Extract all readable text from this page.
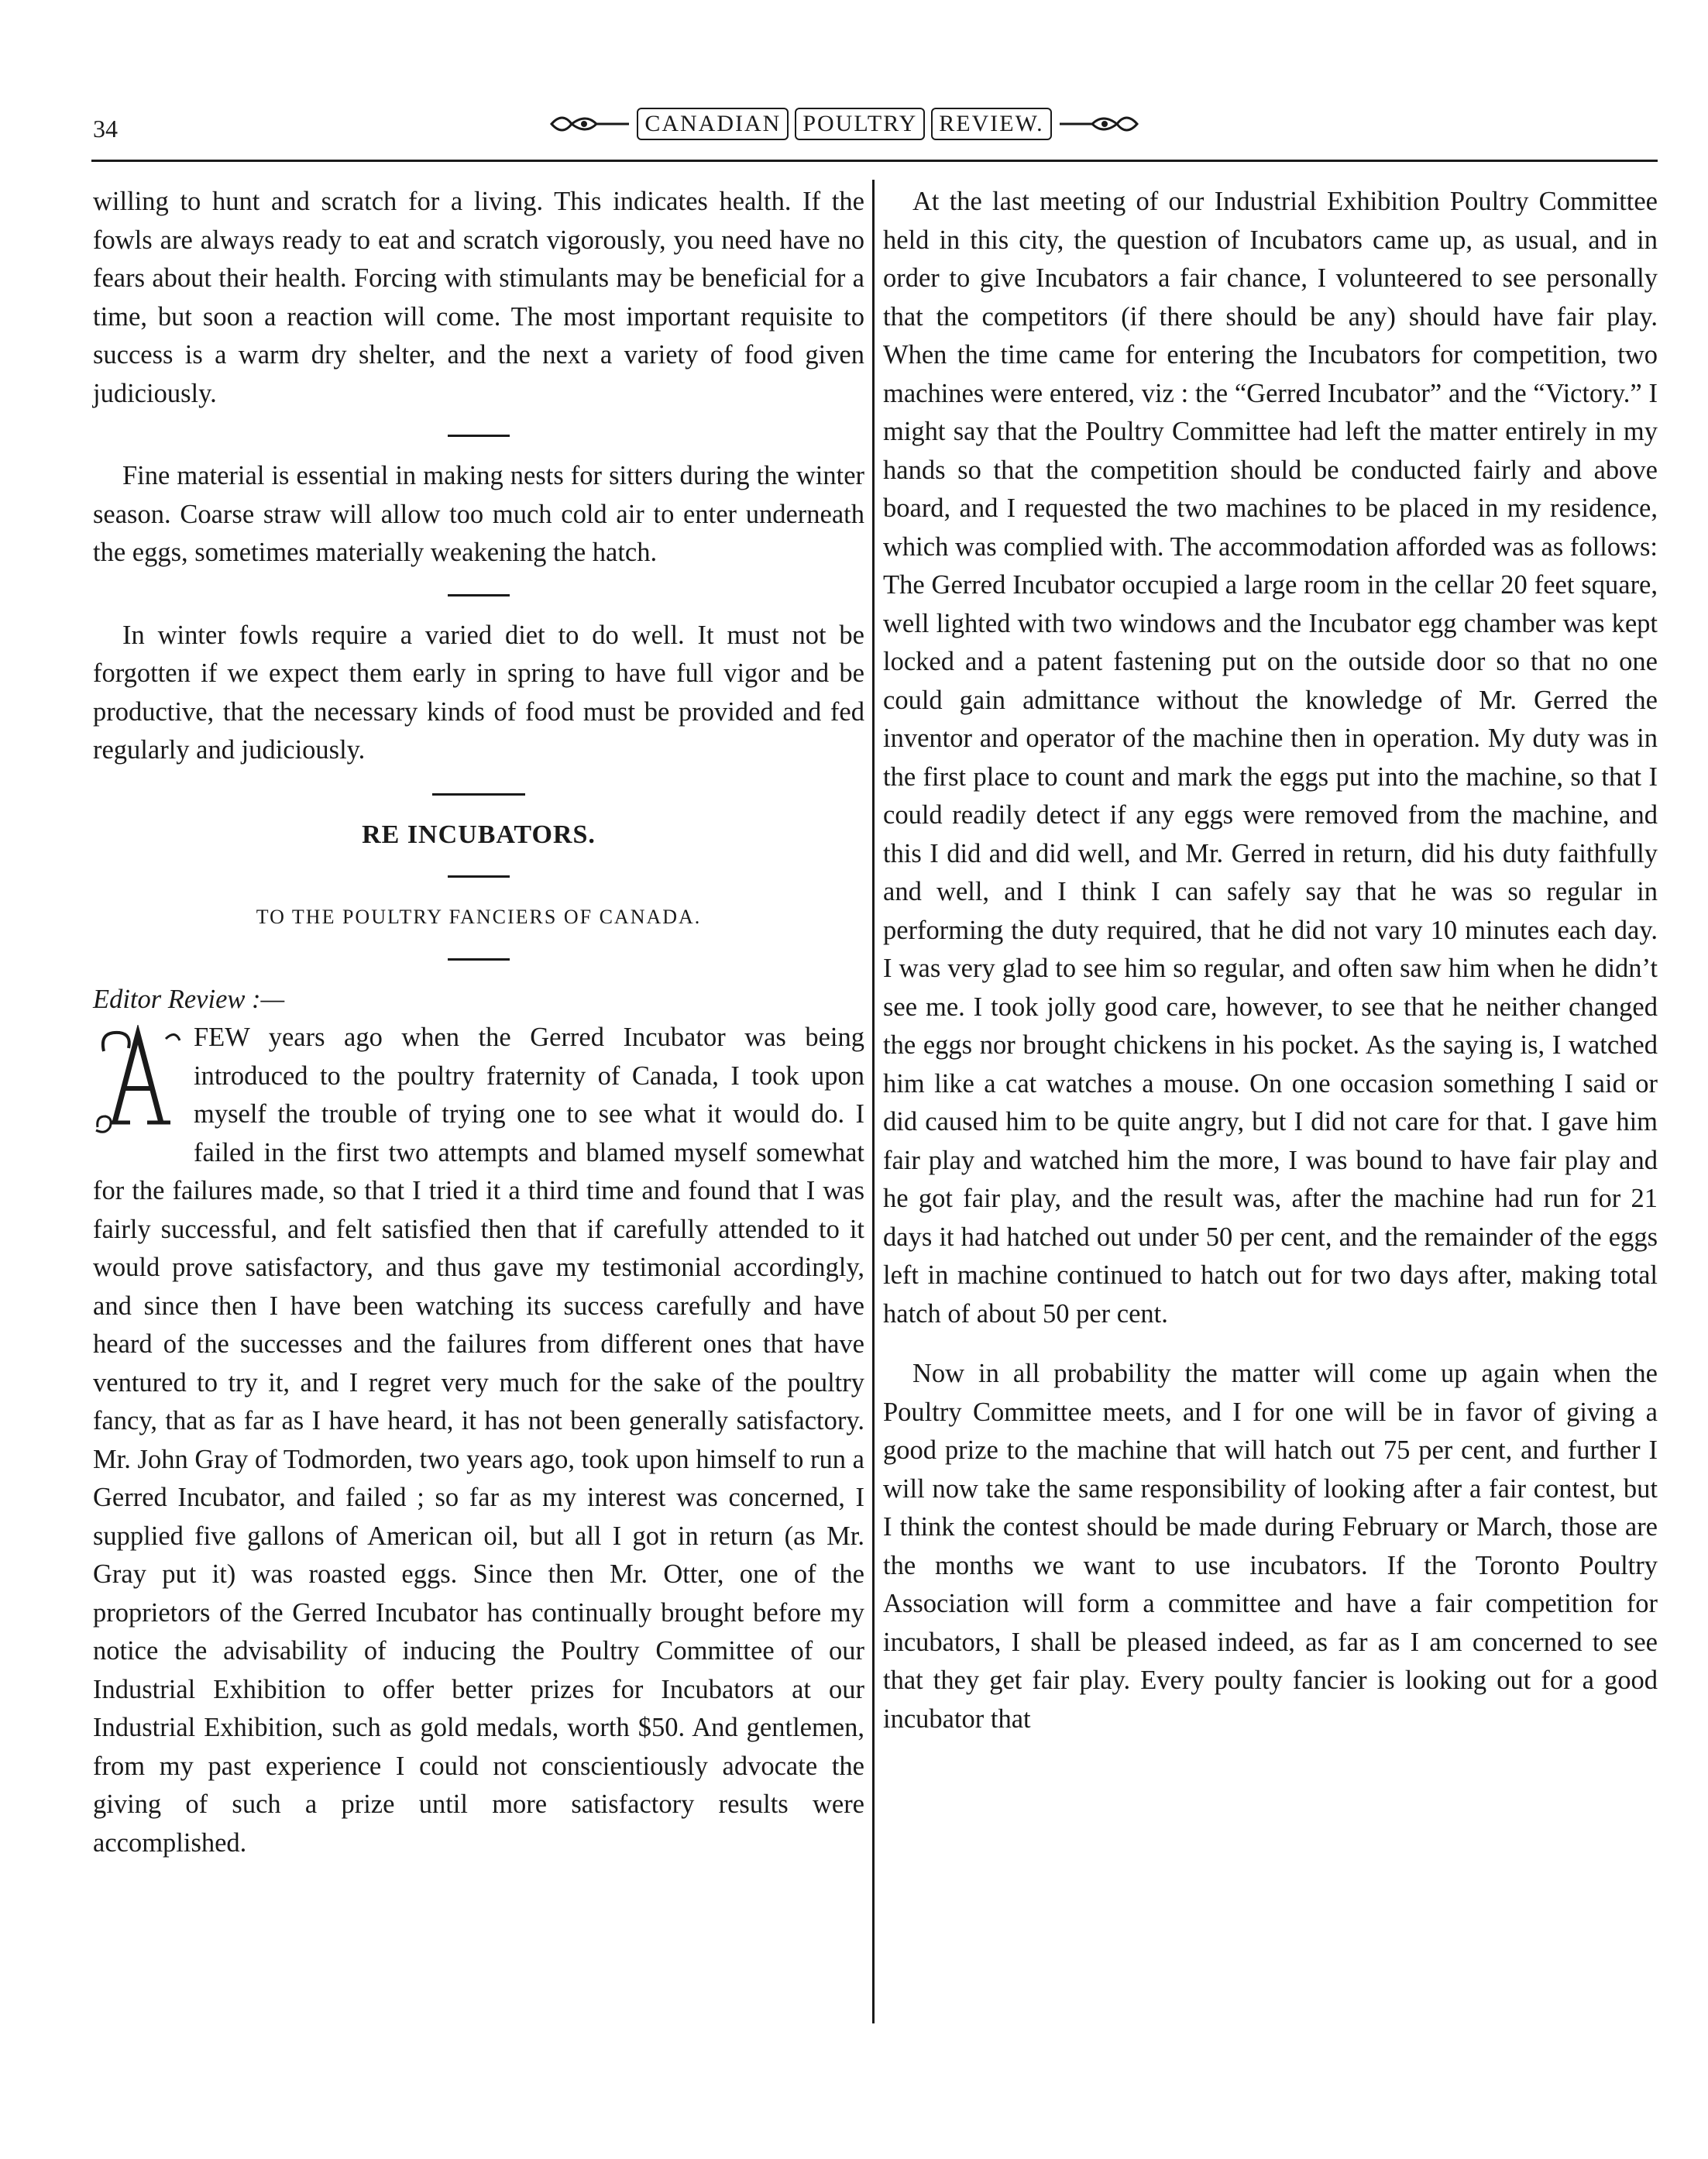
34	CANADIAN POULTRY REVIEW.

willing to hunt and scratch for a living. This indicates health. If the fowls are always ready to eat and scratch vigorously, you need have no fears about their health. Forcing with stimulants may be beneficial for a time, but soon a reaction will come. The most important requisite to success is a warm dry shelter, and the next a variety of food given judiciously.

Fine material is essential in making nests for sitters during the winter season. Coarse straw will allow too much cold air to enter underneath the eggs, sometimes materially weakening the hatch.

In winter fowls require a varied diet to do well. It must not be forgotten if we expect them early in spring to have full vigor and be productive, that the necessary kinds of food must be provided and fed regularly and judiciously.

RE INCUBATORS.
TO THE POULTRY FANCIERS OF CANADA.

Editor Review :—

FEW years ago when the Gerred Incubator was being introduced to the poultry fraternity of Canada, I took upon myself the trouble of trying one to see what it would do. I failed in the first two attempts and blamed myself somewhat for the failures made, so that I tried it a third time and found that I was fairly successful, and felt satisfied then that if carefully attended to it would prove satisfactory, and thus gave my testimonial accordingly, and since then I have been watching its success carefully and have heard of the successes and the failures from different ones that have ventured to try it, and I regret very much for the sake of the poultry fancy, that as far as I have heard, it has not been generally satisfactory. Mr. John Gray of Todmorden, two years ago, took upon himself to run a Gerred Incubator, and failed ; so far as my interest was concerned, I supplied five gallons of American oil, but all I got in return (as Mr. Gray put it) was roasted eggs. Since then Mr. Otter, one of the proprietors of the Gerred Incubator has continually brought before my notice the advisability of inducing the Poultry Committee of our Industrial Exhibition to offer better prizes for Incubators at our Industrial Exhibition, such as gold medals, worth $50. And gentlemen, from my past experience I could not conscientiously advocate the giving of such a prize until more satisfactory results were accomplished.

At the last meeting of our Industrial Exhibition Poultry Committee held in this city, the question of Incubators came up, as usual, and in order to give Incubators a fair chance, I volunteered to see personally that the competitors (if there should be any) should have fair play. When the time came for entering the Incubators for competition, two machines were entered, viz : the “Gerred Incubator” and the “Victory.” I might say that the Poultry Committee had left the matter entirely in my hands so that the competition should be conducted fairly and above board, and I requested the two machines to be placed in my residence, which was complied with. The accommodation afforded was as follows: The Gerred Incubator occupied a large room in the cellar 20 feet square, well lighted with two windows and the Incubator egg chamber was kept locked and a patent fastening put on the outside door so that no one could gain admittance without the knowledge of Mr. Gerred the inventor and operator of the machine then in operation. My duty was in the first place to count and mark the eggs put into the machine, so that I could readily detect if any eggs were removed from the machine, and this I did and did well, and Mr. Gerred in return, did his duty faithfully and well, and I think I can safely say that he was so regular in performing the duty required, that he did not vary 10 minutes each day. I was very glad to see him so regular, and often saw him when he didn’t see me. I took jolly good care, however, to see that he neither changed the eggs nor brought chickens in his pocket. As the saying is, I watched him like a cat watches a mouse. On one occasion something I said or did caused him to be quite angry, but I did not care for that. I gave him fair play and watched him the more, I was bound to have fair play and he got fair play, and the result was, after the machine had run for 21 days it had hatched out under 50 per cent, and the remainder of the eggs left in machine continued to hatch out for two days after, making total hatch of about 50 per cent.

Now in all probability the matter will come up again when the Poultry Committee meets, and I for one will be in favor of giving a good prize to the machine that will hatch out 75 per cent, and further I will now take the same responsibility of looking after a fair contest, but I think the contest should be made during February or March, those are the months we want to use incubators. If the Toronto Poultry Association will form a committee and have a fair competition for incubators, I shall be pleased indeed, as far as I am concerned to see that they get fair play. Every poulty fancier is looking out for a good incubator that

──────────

* [WORK INSTRUCTIONS]: All the material shown above is to be copied exactly, with no pictures carried over.

* [WRITTEN SOLUTION]:
Extract all readable text from this page.
34	CANADIAN POULTRY REVIEW.

willing to hunt and scratch for a living. This indicates health. If the fowls are always ready to eat and scratch vigorously, you need have no fears about their health. Forcing with stimulants may be beneficial for a time, but soon a reaction will come. The most important requisite to success is a warm dry shelter, and the next a variety of food given judiciously.

Fine material is essential in making nests for sitters during the winter season. Coarse straw will allow too much cold air to enter underneath the eggs, sometimes materially weakening the hatch.

In winter fowls require a varied diet to do well. It must not be forgotten if we expect them early in spring to have full vigor and be productive, that the necessary kinds of food must be provided and fed regularly and judiciously.

RE INCUBATORS.
TO THE POULTRY FANCIERS OF CANADA.

Editor Review :—

FEW years ago when the Gerred Incubator was being introduced to the poultry fraternity of Canada, I took upon myself the trouble of trying one to see what it would do. I failed in the first two attempts and blamed myself somewhat for the failures made, so that I tried it a third time and found that I was fairly successful, and felt satisfied then that if carefully attended to it would prove satisfactory, and thus gave my testimonial accordingly, and since then I have been watching its success carefully and have heard of the successes and the failures from different ones that have ventured to try it, and I regret very much for the sake of the poultry fancy, that as far as I have heard, it has not been generally satisfactory. Mr. John Gray of Todmorden, two years ago, took upon himself to run a Gerred Incubator, and failed ; so far as my interest was concerned, I supplied five gallons of American oil, but all I got in return (as Mr. Gray put it) was roasted eggs. Since then Mr. Otter, one of the proprietors of the Gerred Incubator has continually brought before my notice the advisability of inducing the Poultry Committee of our Industrial Exhibition to offer better prizes for Incubators at our Industrial Exhibition, such as gold medals, worth $50. And gentlemen, from my past experience I could not conscientiously advocate the giving of such a prize until more satisfactory results were accomplished.

At the last meeting of our Industrial Exhibition Poultry Committee held in this city, the question of Incubators came up, as usual, and in order to give Incubators a fair chance, I volunteered to see personally that the competitors (if there should be any) should have fair play. When the time came for entering the Incubators for competition, two machines were entered, viz : the “Gerred Incubator” and the “Victory.” I might say that the Poultry Committee had left the matter entirely in my hands so that the competition should be conducted fairly and above board, and I requested the two machines to be placed in my residence, which was complied with. The accommodation afforded was as follows: The Gerred Incubator occupied a large room in the cellar 20 feet square, well lighted with two windows and the Incubator egg chamber was kept locked and a patent fastening put on the outside door so that no one could gain admittance without the knowledge of Mr. Gerred the inventor and operator of the machine then in operation. My duty was in the first place to count and mark the eggs put into the machine, so that I could readily detect if any eggs were removed from the machine, and this I did and did well, and Mr. Gerred in return, did his duty faithfully and well, and I think I can safely say that he was so regular in performing the duty required, that he did not vary 10 minutes each day. I was very glad to see him so regular, and often saw him when he didn’t see me. I took jolly good care, however, to see that he neither changed the eggs nor brought chickens in his pocket. As the saying is, I watched him like a cat watches a mouse. On one occasion something I said or did caused him to be quite angry, but I did not care for that. I gave him fair play and watched him the more, I was bound to have fair play and he got fair play, and the result was, after the machine had run for 21 days it had hatched out under 50 per cent, and the remainder of the eggs left in machine continued to hatch out for two days after, making total hatch of about 50 per cent.

Now in all probability the matter will come up again when the Poultry Committee meets, and I for one will be in favor of giving a good prize to the machine that will hatch out 75 per cent, and further I will now take the same responsibility of looking after a fair contest, but I think the contest should be made during February or March, those are the months we want to use incubators. If the Toronto Poultry Association will form a committee and have a fair competition for incubators, I shall be pleased indeed, as far as I am concerned to see that they get fair play. Every poulty fancier is looking out for a good incubator that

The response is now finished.